• _WORK TO COMPLETE_: For every line in the data below that contains "JSON", copy the line.

------------------------

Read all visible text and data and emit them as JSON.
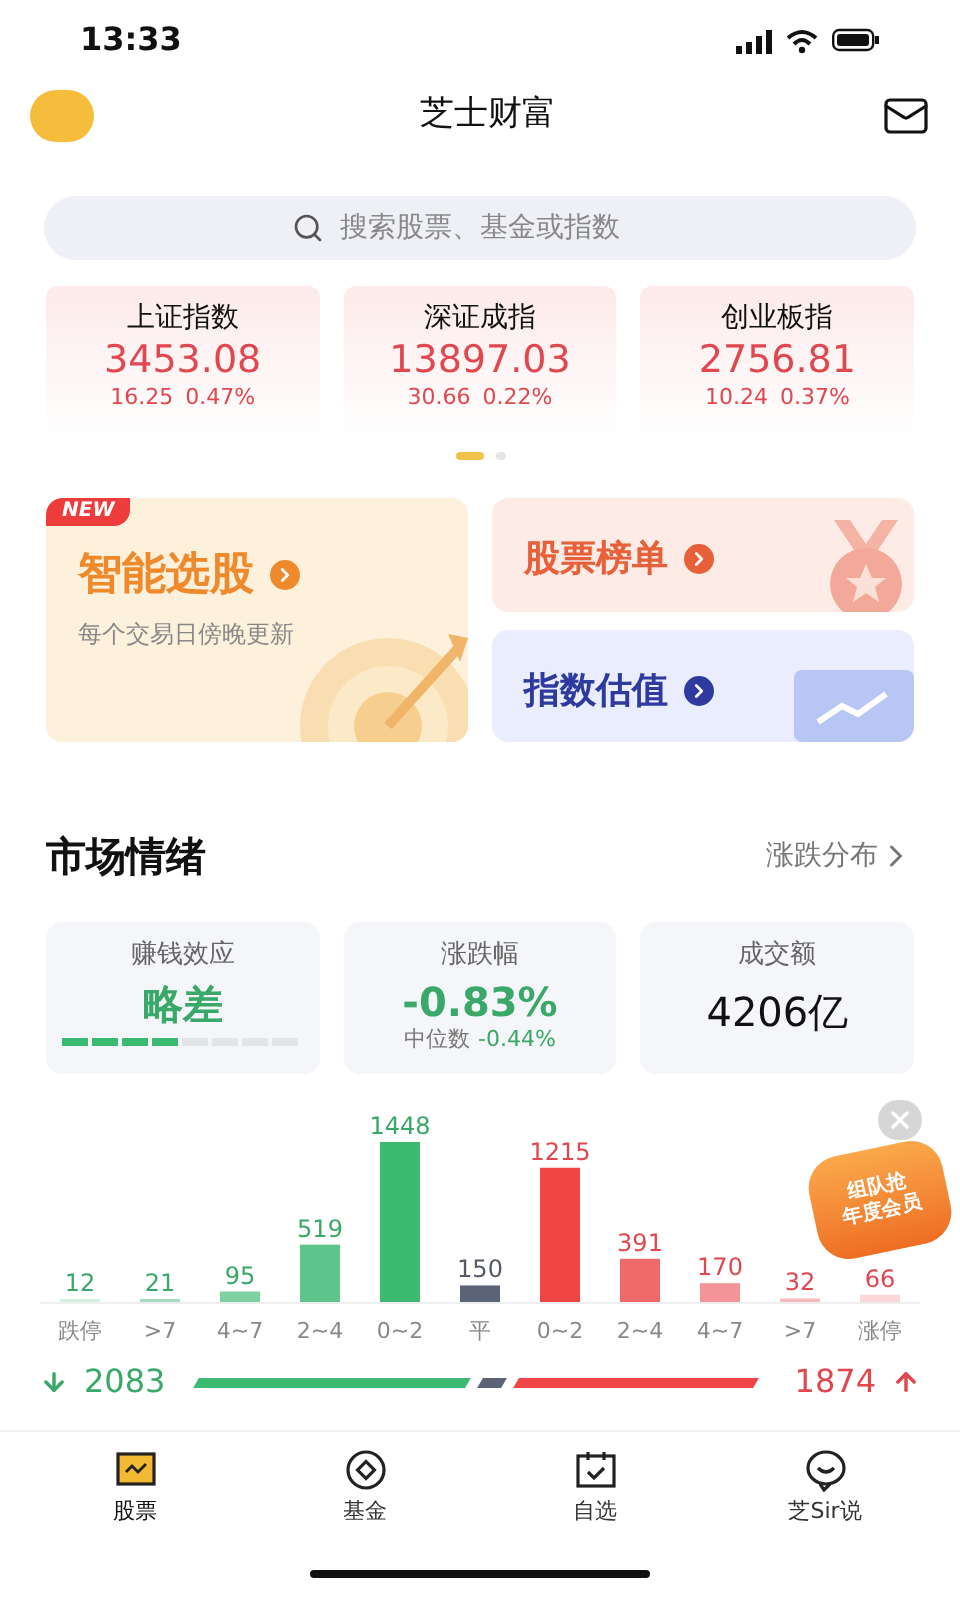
{
  "status_bar": {
    "time": "13:33"
  },
  "header": {
    "title": "芝士财富"
  },
  "search": {
    "placeholder": "搜索股票、基金或指数"
  },
  "indices": [
    {
      "name": "上证指数",
      "value": "3453.08",
      "change": "16.25",
      "percent": "0.47%"
    },
    {
      "name": "深证成指",
      "value": "13897.03",
      "change": "30.66",
      "percent": "0.22%"
    },
    {
      "name": "创业板指",
      "value": "2756.81",
      "change": "10.24",
      "percent": "0.37%"
    }
  ],
  "pager": [
    {
      "selected": true
    },
    {
      "selected": false
    }
  ],
  "features": [
    {
      "kind": "target",
      "title": "智能选股",
      "subtitle": "每个交易日傍晚更新",
      "badge": "NEW",
      "color": "#ee8a2c"
    },
    {
      "kind": "medal",
      "title": "股票榜单",
      "color": "#e8603a"
    },
    {
      "kind": "trend",
      "title": "指数估值",
      "color": "#2f3a9e"
    }
  ],
  "market": {
    "title": "市场情绪",
    "link": "涨跌分布",
    "stats": [
      {
        "kind": "meter",
        "label": "赚钱效应",
        "value": "略差",
        "level": 0.5
      },
      {
        "kind": "change",
        "label": "涨跌幅",
        "value": "-0.83%",
        "sub_label": "中位数",
        "sub_value": "-0.44%"
      },
      {
        "kind": "plain",
        "label": "成交额",
        "value": "4206亿"
      }
    ],
    "chart_data": {
      "type": "bar",
      "categories": [
        "跌停",
        ">7",
        "4~7",
        "2~4",
        "0~2",
        "平",
        "0~2",
        "2~4",
        "4~7",
        ">7",
        "涨停"
      ],
      "values": [
        12,
        21,
        95,
        519,
        1448,
        150,
        1215,
        391,
        170,
        32,
        66
      ],
      "data_labels": true
    },
    "totals": {
      "down": "2083",
      "up": "1874"
    }
  },
  "promo": {
    "lines": [
      "组队抢",
      "年度会员"
    ]
  },
  "tabs": [
    {
      "label": "股票",
      "selected": true
    },
    {
      "label": "基金",
      "selected": false
    },
    {
      "label": "自选",
      "selected": false
    },
    {
      "label": "芝Sir说",
      "selected": false
    }
  ]
}
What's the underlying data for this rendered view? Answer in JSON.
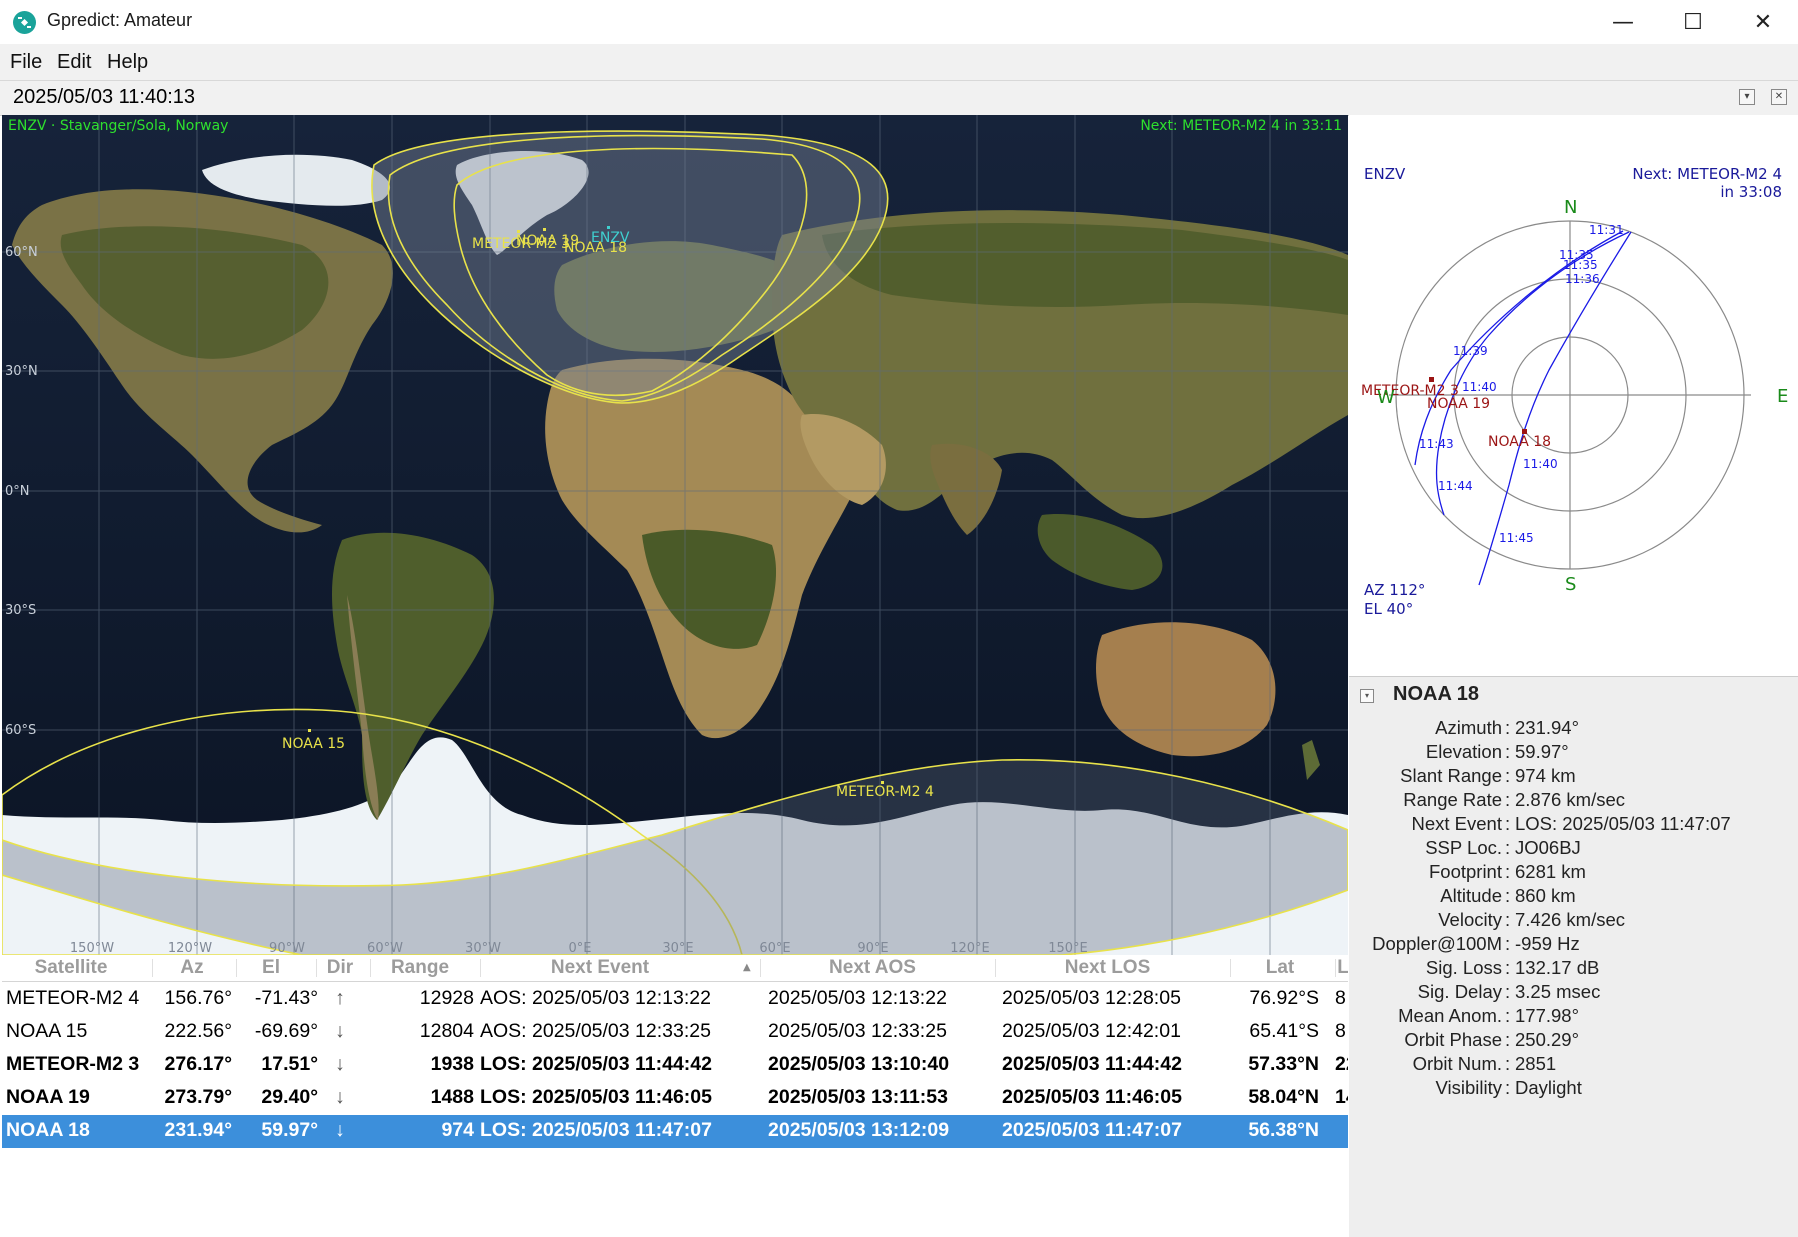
{
  "window": {
    "title": "Gpredict: Amateur",
    "minimize": "—",
    "maximize": "☐",
    "close": "✕",
    "icon": "satellite-icon"
  },
  "menu": {
    "file": "File",
    "edit": "Edit",
    "help": "Help"
  },
  "datetime": "2025/05/03 11:40:13",
  "map": {
    "station": "ENZV · Stavanger/Sola, Norway",
    "next": "Next: METEOR-M2 4 in 33:11",
    "lat_labels": [
      "60°N",
      "30°N",
      "0°N",
      "30°S",
      "60°S"
    ],
    "lon_labels": [
      "150°W",
      "120°W",
      "90°W",
      "60°W",
      "30°W",
      "0°E",
      "30°E",
      "60°E",
      "90°E",
      "120°E",
      "150°E"
    ],
    "sat_labels": {
      "noaa19": "NOAA 19",
      "meteor_m2_3": "METEOR-M2 3",
      "noaa18": "NOAA 18",
      "enzv": "ENZV",
      "noaa15": "NOAA 15",
      "meteor_m2_4": "METEOR-M2 4"
    },
    "colors": {
      "footprint": "#e8e24a",
      "grid": "#6b7a8c",
      "text": "#2ee02e",
      "station": "#3fd0d0"
    }
  },
  "polar": {
    "station": "ENZV",
    "next_line1": "Next: METEOR-M2 4",
    "next_line2": "in 33:08",
    "n": "N",
    "s": "S",
    "e": "E",
    "w": "W",
    "az": "AZ 112°",
    "el": "EL 40°",
    "times": [
      "11:31",
      "11:35",
      "11:35",
      "11:36",
      "11:39",
      "11:40",
      "11:43",
      "11:44",
      "11:40",
      "11:45"
    ],
    "sats": {
      "meteor": "METEOR-M2 3",
      "noaa19": "NOAA 19",
      "noaa18": "NOAA 18"
    }
  },
  "details": {
    "title": "NOAA 18",
    "rows": [
      {
        "label": "Azimuth",
        "value": "231.94°"
      },
      {
        "label": "Elevation",
        "value": " 59.97°"
      },
      {
        "label": "Slant Range",
        "value": "974 km"
      },
      {
        "label": "Range Rate",
        "value": "2.876 km/sec"
      },
      {
        "label": "Next Event",
        "value": "LOS: 2025/05/03 11:47:07"
      },
      {
        "label": "SSP Loc.",
        "value": "JO06BJ"
      },
      {
        "label": "Footprint",
        "value": "6281 km"
      },
      {
        "label": "Altitude",
        "value": "860 km"
      },
      {
        "label": "Velocity",
        "value": "7.426 km/sec"
      },
      {
        "label": "Doppler@100M",
        "value": "-959 Hz"
      },
      {
        "label": "Sig. Loss",
        "value": "132.17 dB"
      },
      {
        "label": "Sig. Delay",
        "value": "3.25 msec"
      },
      {
        "label": "Mean Anom.",
        "value": "177.98°"
      },
      {
        "label": "Orbit Phase",
        "value": "250.29°"
      },
      {
        "label": "Orbit Num.",
        "value": "2851"
      },
      {
        "label": "Visibility",
        "value": "Daylight"
      }
    ]
  },
  "table": {
    "headers": [
      "Satellite",
      "Az",
      "El",
      "Dir",
      "Range",
      "Next Event",
      "Next AOS",
      "Next LOS",
      "Lat",
      "L"
    ],
    "rows": [
      {
        "sat": "METEOR-M2 4",
        "az": "156.76°",
        "el": "-71.43°",
        "dir": "↑",
        "range": "12928",
        "event": "AOS: 2025/05/03 12:13:22",
        "aos": "2025/05/03 12:13:22",
        "los": "2025/05/03 12:28:05",
        "lat": "76.92°S",
        "lon": "8"
      },
      {
        "sat": "NOAA 15",
        "az": "222.56°",
        "el": "-69.69°",
        "dir": "↓",
        "range": "12804",
        "event": "AOS: 2025/05/03 12:33:25",
        "aos": "2025/05/03 12:33:25",
        "los": "2025/05/03 12:42:01",
        "lat": "65.41°S",
        "lon": "8"
      },
      {
        "sat": "METEOR-M2 3",
        "az": "276.17°",
        "el": "17.51°",
        "dir": "↓",
        "range": "1938",
        "event": "LOS: 2025/05/03 11:44:42",
        "aos": "2025/05/03 13:10:40",
        "los": "2025/05/03 11:44:42",
        "lat": "57.33°N",
        "lon": "22"
      },
      {
        "sat": "NOAA 19",
        "az": "273.79°",
        "el": "29.40°",
        "dir": "↓",
        "range": "1488",
        "event": "LOS: 2025/05/03 11:46:05",
        "aos": "2025/05/03 13:11:53",
        "los": "2025/05/03 11:46:05",
        "lat": "58.04°N",
        "lon": "14"
      },
      {
        "sat": "NOAA 18",
        "az": "231.94°",
        "el": "59.97°",
        "dir": "↓",
        "range": "974",
        "event": "LOS: 2025/05/03 11:47:07",
        "aos": "2025/05/03 13:12:09",
        "los": "2025/05/03 11:47:07",
        "lat": "56.38°N",
        "lon": ""
      }
    ]
  }
}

------------------------

• _ANSWER TO THIS EXERCISE_:
Read all visible text and data and emit them as JSON.
What's the underlying data for this rendered view? Answer in JSON.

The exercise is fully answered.